= What the task requires =
Copy from "The movement in" to "foreign aid programs." in the passage on tomorrow's economy.

The essence of tomorrow's economy, declares the Stanford Research Institute in a report by its Long Range Planning Service, will be an "emphasis upon the inner as well as the material needs of individuals and groups." This new emphasis, SRI suggests, will arise not merely from the demands of the consumer, but from the very need of the economy to survive. "In a nation where all essential material needs can be filled by perhaps no more than three-fourths or even half of the productive capacity, a basic adjustment is required to keep the economy healthy."
It is this convergence of pressures – from the consumer and from those who wish to keep the economy growing – that will propel the techno-societies toward the experiential production of the future.
The movement in this direction can be delayed. The poverty-stricken masses of the world may not stand idly by as the world's favored few traverse the path toward psychological self-indulgence. There is something morally repellent about one group seeking to gratify itself psychologically, pursuing novel and rarified pleasures, while the majority of mankind lives in wretchedness or starvation. The techno-societies could defer the arrival of experientialism, could maintain a more conventional economy for a time by maximizing traditional production, shifting resources to environmental quality control, and then launching absolutely massive anti-poverty and foreign aid programs.

= Information given =
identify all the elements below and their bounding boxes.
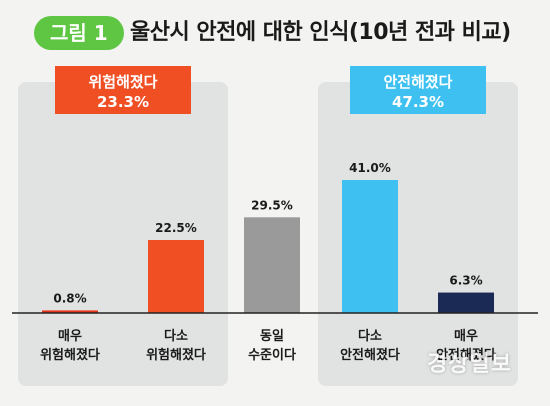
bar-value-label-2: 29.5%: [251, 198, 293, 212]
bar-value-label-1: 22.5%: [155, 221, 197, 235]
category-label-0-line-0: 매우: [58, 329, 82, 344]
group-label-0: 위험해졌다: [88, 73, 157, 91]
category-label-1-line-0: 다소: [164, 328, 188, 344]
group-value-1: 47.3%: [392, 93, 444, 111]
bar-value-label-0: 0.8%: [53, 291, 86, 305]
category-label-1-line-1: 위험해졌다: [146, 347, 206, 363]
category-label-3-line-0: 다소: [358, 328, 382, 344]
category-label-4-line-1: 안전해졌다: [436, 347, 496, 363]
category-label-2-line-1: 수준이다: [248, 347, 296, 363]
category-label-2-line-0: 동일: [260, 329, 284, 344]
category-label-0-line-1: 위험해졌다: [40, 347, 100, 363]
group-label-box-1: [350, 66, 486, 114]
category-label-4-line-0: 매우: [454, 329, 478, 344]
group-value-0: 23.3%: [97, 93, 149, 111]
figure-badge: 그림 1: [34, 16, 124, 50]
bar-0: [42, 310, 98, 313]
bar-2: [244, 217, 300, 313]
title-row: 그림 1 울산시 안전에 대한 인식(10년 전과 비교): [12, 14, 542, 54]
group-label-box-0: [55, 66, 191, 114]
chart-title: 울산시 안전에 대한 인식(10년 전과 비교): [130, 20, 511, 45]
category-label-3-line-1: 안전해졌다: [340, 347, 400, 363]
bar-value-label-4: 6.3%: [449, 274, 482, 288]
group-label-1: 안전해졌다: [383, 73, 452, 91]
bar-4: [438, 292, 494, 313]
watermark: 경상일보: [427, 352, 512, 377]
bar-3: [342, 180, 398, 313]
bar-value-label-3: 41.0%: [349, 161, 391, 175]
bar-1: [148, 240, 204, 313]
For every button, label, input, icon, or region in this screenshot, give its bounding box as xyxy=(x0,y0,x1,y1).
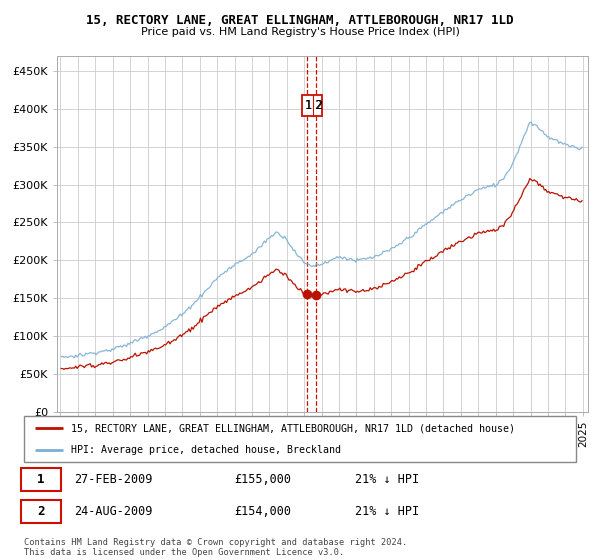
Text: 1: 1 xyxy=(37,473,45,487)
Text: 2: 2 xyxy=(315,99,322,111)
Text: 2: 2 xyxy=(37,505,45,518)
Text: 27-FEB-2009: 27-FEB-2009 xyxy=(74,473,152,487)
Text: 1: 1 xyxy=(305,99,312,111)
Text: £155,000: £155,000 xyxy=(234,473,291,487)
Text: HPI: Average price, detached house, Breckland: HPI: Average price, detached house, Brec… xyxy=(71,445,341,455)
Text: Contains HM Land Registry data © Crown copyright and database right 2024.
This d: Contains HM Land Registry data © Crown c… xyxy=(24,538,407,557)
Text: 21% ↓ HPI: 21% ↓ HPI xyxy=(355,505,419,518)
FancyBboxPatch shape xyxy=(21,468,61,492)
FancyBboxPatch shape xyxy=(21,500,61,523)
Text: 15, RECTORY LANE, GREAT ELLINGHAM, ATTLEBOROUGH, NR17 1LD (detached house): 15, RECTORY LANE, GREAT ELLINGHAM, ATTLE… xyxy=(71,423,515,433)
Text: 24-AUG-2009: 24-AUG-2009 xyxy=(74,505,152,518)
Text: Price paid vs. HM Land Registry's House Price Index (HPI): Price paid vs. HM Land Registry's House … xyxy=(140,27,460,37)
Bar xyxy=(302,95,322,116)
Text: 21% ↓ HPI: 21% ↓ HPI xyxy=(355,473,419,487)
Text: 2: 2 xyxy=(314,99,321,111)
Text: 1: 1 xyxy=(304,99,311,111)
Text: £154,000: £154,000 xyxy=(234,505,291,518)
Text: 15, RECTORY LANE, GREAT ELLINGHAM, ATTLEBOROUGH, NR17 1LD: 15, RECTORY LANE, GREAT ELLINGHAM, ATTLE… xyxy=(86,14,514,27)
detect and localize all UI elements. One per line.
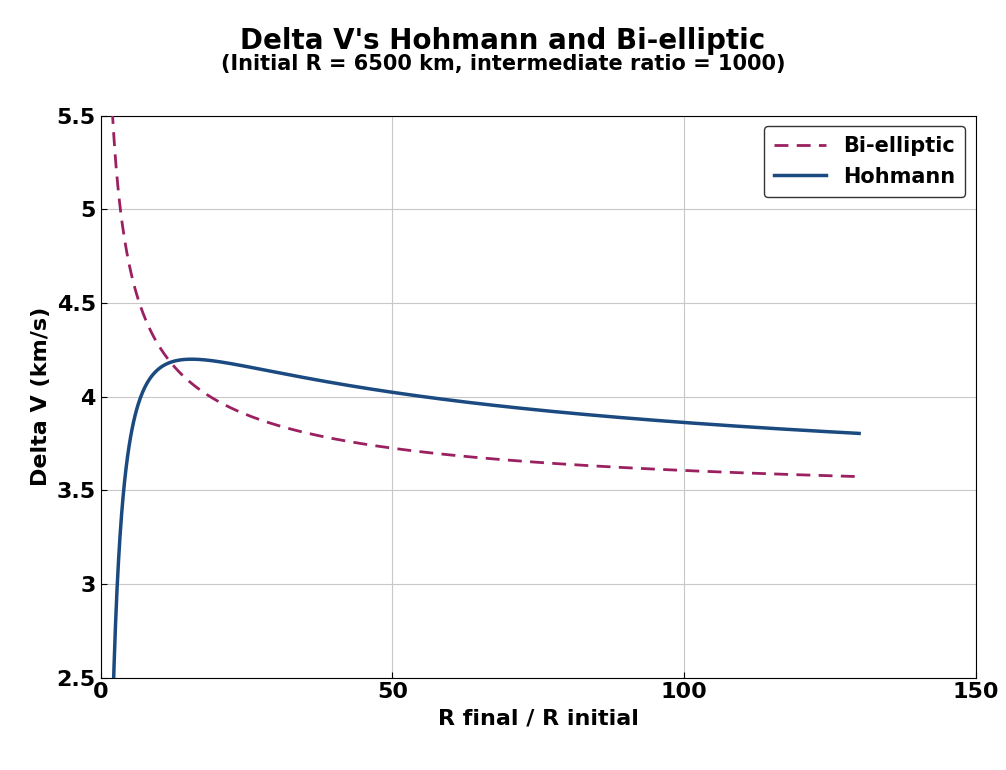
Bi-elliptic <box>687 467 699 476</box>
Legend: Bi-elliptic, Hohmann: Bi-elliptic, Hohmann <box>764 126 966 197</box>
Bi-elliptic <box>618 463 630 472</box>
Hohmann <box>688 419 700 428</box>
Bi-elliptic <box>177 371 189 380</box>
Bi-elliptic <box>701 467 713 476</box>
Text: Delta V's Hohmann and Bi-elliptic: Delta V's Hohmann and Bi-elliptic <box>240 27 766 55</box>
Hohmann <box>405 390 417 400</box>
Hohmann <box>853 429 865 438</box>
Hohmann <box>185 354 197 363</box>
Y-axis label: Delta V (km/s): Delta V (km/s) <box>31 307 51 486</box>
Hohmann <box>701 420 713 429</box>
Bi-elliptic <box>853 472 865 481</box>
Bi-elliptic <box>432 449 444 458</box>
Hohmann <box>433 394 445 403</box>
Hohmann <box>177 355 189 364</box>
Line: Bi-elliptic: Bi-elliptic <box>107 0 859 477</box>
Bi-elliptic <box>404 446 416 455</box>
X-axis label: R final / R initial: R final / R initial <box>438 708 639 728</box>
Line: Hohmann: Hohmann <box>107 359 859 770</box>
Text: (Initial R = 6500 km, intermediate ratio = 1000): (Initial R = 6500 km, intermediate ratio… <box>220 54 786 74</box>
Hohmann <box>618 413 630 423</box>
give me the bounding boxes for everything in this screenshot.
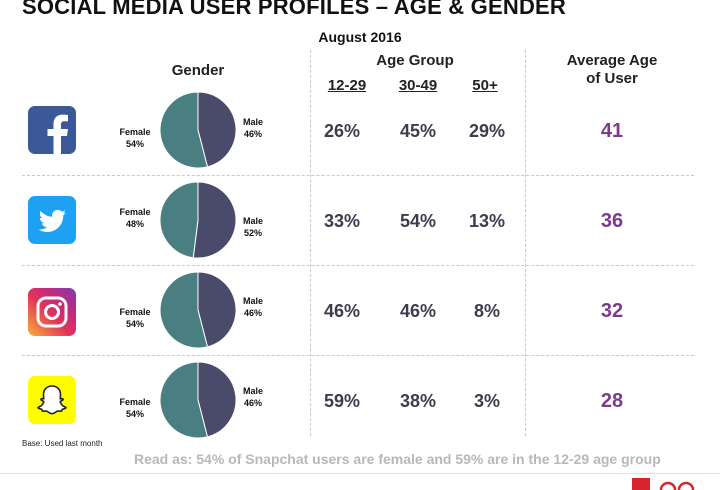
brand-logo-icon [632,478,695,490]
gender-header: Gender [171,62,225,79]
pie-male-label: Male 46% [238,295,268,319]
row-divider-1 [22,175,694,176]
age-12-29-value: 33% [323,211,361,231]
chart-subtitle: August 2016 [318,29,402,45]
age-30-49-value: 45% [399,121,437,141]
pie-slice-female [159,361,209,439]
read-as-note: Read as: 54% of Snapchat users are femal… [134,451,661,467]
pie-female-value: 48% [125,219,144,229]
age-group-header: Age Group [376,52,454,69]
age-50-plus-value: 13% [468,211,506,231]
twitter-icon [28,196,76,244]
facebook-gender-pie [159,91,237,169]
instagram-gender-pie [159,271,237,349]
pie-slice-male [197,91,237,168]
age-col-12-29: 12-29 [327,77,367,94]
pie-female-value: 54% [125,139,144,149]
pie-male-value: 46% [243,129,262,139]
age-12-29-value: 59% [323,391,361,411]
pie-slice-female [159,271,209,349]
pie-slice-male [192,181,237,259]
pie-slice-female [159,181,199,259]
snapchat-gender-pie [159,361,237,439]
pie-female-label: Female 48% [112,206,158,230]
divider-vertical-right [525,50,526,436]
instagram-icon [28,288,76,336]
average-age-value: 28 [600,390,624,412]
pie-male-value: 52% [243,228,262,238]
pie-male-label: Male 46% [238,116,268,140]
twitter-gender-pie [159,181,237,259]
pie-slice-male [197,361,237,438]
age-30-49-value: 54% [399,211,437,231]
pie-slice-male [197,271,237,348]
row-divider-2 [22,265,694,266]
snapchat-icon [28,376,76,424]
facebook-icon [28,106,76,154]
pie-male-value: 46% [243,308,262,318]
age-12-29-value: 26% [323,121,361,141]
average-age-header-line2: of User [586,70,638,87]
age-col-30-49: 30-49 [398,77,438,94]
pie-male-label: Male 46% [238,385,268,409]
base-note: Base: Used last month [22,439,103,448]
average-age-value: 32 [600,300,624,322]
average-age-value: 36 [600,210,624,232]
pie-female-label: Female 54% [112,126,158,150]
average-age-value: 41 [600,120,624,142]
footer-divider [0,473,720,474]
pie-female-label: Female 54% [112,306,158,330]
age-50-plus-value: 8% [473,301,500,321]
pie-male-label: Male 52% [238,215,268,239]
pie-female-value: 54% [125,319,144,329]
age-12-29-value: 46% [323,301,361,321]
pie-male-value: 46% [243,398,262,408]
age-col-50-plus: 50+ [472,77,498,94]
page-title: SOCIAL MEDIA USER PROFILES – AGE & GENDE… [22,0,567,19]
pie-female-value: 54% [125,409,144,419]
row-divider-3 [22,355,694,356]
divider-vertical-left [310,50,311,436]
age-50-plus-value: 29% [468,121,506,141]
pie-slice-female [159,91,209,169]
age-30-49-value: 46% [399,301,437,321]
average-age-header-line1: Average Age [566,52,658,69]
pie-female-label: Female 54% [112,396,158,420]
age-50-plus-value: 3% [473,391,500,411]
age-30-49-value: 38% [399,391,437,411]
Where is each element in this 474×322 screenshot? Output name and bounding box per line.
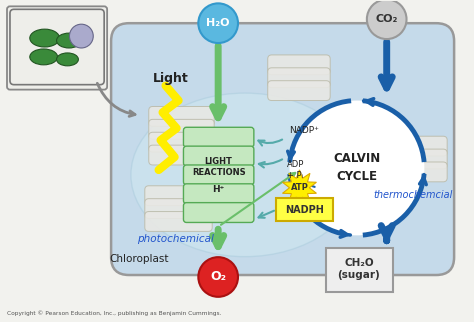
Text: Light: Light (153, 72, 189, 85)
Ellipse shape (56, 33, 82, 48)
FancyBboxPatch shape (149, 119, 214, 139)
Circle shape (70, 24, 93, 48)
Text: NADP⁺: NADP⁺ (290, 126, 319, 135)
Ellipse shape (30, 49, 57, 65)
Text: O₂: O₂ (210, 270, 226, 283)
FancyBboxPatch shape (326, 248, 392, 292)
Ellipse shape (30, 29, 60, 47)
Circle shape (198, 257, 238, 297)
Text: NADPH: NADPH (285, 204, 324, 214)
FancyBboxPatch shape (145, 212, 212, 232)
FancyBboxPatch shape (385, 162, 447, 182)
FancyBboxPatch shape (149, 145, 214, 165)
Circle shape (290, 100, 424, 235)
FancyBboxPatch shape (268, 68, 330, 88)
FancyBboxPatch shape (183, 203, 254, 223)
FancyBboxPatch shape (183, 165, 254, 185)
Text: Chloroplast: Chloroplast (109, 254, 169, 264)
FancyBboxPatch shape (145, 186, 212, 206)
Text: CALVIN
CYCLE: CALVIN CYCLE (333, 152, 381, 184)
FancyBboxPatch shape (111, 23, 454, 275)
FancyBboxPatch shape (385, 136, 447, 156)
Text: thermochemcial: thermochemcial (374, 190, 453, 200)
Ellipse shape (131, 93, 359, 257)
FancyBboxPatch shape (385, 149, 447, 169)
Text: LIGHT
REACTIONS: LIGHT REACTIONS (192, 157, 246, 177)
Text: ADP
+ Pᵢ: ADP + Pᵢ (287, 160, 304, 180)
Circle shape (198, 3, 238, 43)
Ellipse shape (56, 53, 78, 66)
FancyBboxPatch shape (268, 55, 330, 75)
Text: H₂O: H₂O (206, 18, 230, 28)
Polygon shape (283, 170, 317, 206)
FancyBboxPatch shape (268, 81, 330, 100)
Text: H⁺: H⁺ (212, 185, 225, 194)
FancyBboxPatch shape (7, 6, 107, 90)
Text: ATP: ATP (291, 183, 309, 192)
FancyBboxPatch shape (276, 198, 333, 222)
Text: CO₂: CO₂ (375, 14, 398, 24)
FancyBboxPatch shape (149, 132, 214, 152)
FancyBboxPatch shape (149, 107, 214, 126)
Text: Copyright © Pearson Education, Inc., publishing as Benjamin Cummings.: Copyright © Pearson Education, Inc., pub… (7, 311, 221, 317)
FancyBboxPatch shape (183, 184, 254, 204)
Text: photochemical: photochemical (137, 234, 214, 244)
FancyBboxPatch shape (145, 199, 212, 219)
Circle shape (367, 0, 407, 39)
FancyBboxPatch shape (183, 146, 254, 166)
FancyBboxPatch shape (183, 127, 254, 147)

= Correct output =
The movement in this direction can be delayed. The poverty-stricken masses of the world may not stand idly by as the world's favored few traverse the path toward psychological self-indulgence. There is something morally repellent about one group seeking to gratify itself psychologically, pursuing novel and rarified pleasures, while the majority of mankind lives in wretchedness or starvation. The techno-societies could defer the arrival of experientialism, could maintain a more conventional economy for a time by maximizing traditional production, shifting resources to environmental quality control, and then launching absolutely massive anti-poverty and foreign aid programs.